Exercise instructions »
Return the lines below that carry the word "this".

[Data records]
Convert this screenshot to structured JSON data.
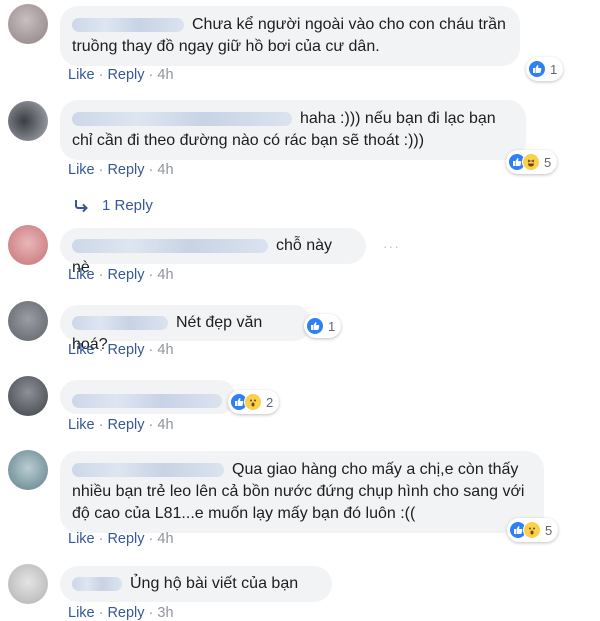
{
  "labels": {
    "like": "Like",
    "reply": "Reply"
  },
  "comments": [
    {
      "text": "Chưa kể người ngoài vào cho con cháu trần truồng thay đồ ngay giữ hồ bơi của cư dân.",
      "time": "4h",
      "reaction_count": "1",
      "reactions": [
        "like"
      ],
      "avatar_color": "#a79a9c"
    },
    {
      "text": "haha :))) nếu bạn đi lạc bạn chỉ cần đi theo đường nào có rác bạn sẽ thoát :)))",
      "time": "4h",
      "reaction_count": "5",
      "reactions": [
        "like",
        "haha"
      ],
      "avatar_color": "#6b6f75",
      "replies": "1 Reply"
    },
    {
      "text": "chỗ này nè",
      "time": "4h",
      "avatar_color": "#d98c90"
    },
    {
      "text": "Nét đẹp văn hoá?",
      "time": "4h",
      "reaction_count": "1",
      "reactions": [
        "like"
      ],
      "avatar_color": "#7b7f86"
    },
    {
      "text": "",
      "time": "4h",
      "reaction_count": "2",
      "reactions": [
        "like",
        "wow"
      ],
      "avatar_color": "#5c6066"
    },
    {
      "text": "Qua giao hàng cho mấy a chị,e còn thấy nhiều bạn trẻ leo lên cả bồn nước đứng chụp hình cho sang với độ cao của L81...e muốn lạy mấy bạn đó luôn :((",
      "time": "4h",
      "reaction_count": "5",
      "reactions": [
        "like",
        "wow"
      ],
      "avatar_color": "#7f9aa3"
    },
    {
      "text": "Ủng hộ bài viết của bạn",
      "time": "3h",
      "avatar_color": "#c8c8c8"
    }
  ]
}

* * *

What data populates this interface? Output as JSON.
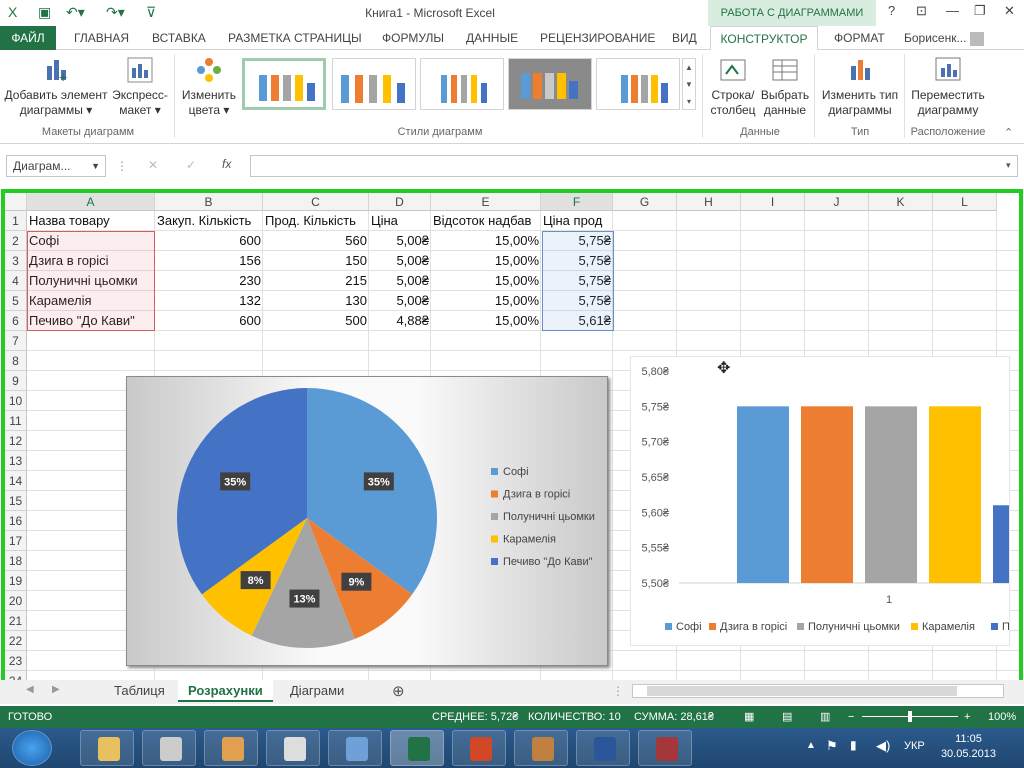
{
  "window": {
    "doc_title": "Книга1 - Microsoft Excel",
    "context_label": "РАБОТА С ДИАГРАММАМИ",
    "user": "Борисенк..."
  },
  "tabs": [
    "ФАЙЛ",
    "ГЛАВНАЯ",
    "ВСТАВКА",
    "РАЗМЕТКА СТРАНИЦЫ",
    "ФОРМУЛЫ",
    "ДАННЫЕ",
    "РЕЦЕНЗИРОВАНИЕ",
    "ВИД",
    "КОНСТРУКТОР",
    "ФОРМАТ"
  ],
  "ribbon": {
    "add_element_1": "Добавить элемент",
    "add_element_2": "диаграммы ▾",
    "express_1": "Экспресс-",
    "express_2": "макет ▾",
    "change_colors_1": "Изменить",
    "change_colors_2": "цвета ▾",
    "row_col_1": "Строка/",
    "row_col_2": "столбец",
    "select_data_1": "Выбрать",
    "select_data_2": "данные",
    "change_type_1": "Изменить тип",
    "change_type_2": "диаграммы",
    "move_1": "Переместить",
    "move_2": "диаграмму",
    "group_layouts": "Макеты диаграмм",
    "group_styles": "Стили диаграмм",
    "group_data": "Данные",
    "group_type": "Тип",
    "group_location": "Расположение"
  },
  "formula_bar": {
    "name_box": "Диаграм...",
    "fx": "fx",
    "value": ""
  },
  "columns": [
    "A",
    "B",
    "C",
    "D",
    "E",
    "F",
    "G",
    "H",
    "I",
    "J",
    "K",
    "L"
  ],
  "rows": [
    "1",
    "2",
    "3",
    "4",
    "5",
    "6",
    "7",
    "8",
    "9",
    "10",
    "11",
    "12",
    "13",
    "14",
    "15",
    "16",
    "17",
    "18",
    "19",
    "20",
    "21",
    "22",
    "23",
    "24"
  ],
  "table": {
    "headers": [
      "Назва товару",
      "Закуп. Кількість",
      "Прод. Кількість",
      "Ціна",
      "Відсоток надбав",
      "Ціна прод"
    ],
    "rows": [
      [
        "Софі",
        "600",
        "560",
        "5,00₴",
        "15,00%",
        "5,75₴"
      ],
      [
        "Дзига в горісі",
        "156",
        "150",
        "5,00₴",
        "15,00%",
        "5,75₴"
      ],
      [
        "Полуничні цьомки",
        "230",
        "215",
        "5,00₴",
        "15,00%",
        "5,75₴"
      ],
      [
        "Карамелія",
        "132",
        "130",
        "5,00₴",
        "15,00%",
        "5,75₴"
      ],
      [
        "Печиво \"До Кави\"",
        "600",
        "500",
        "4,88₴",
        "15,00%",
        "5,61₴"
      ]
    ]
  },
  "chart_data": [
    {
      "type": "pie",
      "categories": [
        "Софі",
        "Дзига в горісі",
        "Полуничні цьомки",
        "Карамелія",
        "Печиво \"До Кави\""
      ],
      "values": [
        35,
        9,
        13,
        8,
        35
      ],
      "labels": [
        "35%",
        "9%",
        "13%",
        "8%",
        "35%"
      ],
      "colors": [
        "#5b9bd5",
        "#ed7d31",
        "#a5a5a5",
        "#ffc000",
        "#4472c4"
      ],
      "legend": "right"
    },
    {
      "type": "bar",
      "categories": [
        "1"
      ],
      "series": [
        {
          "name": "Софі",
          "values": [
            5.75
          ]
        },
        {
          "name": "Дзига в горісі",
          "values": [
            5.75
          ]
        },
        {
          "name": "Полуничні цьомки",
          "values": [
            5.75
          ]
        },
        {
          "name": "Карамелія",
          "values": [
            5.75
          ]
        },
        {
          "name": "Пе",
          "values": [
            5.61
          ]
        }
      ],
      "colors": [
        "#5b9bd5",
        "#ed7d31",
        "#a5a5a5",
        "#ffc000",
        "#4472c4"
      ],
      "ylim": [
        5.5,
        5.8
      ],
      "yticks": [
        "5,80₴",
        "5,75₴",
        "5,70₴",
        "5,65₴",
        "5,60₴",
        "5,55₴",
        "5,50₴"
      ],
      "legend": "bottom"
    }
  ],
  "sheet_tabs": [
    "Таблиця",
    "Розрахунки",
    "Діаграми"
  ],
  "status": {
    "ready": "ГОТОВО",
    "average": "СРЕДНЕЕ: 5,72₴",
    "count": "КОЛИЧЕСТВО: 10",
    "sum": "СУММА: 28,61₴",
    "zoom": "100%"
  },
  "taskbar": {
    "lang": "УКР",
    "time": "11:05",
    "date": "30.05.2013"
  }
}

Answer »
Convert this screenshot to structured JSON data.
What data populates this interface? Output as JSON.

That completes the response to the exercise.